• [Task statement]: Restate every entry word for word.

• [Data for this task]:
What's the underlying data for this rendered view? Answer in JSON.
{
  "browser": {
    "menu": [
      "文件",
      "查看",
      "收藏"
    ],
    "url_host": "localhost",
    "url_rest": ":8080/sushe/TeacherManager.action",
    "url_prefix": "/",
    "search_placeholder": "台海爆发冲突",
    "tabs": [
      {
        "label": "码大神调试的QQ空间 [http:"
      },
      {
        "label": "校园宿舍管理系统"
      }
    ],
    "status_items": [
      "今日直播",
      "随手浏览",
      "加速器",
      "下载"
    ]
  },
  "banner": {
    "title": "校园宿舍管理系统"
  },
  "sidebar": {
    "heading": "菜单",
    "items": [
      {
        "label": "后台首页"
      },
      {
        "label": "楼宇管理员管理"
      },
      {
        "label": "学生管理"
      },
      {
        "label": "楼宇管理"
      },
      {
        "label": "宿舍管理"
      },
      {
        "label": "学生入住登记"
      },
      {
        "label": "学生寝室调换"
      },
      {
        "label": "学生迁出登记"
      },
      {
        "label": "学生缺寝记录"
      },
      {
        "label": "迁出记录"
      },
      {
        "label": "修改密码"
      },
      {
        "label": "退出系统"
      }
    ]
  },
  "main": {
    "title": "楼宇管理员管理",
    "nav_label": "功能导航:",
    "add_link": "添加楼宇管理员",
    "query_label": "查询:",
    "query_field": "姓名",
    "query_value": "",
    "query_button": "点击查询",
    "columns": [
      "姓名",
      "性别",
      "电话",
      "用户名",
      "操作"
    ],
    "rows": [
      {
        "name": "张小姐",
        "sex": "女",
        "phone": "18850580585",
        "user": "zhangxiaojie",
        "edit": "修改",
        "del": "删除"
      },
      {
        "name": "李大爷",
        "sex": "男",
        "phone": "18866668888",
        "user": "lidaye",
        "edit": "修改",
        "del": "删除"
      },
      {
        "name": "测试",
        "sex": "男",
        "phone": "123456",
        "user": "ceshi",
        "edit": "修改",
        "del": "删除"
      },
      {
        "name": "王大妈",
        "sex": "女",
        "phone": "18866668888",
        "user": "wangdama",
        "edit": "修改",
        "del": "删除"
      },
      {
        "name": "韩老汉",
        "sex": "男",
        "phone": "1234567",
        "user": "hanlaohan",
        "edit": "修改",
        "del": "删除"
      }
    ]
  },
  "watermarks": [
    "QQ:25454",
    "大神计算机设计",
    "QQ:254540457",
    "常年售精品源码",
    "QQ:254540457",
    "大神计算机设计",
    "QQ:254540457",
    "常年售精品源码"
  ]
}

• [Written answer]:
What's the underlying data for this rendered view? Answer in JSON.
{
  "browser": {
    "menu": [
      "文件",
      "查看",
      "收藏"
    ],
    "url_host": "localhost",
    "url_rest": ":8080/sushe/TeacherManager.action",
    "url_prefix": "/",
    "search_placeholder": "台海爆发冲突",
    "tabs": [
      {
        "label": "码大神调试的QQ空间 [http:"
      },
      {
        "label": "校园宿舍管理系统"
      }
    ],
    "status_items": [
      "今日直播",
      "随手浏览",
      "加速器",
      "下载"
    ]
  },
  "banner": {
    "title": "校园宿舍管理系统"
  },
  "sidebar": {
    "heading": "菜单",
    "items": [
      {
        "label": "后台首页"
      },
      {
        "label": "楼宇管理员管理"
      },
      {
        "label": "学生管理"
      },
      {
        "label": "楼宇管理"
      },
      {
        "label": "宿舍管理"
      },
      {
        "label": "学生入住登记"
      },
      {
        "label": "学生寝室调换"
      },
      {
        "label": "学生迁出登记"
      },
      {
        "label": "学生缺寝记录"
      },
      {
        "label": "迁出记录"
      },
      {
        "label": "修改密码"
      },
      {
        "label": "退出系统"
      }
    ]
  },
  "main": {
    "title": "楼宇管理员管理",
    "nav_label": "功能导航:",
    "add_link": "添加楼宇管理员",
    "query_label": "查询:",
    "query_field": "姓名",
    "query_value": "",
    "query_button": "点击查询",
    "columns": [
      "姓名",
      "性别",
      "电话",
      "用户名",
      "操作"
    ],
    "rows": [
      {
        "name": "张小姐",
        "sex": "女",
        "phone": "18850580585",
        "user": "zhangxiaojie",
        "edit": "修改",
        "del": "删除"
      },
      {
        "name": "李大爷",
        "sex": "男",
        "phone": "18866668888",
        "user": "lidaye",
        "edit": "修改",
        "del": "删除"
      },
      {
        "name": "测试",
        "sex": "男",
        "phone": "123456",
        "user": "ceshi",
        "edit": "修改",
        "del": "删除"
      },
      {
        "name": "王大妈",
        "sex": "女",
        "phone": "18866668888",
        "user": "wangdama",
        "edit": "修改",
        "del": "删除"
      },
      {
        "name": "韩老汉",
        "sex": "男",
        "phone": "1234567",
        "user": "hanlaohan",
        "edit": "修改",
        "del": "删除"
      }
    ]
  },
  "watermarks": [
    "QQ:25454",
    "大神计算机设计",
    "QQ:254540457",
    "常年售精品源码",
    "QQ:254540457",
    "大神计算机设计",
    "QQ:254540457",
    "常年售精品源码"
  ]
}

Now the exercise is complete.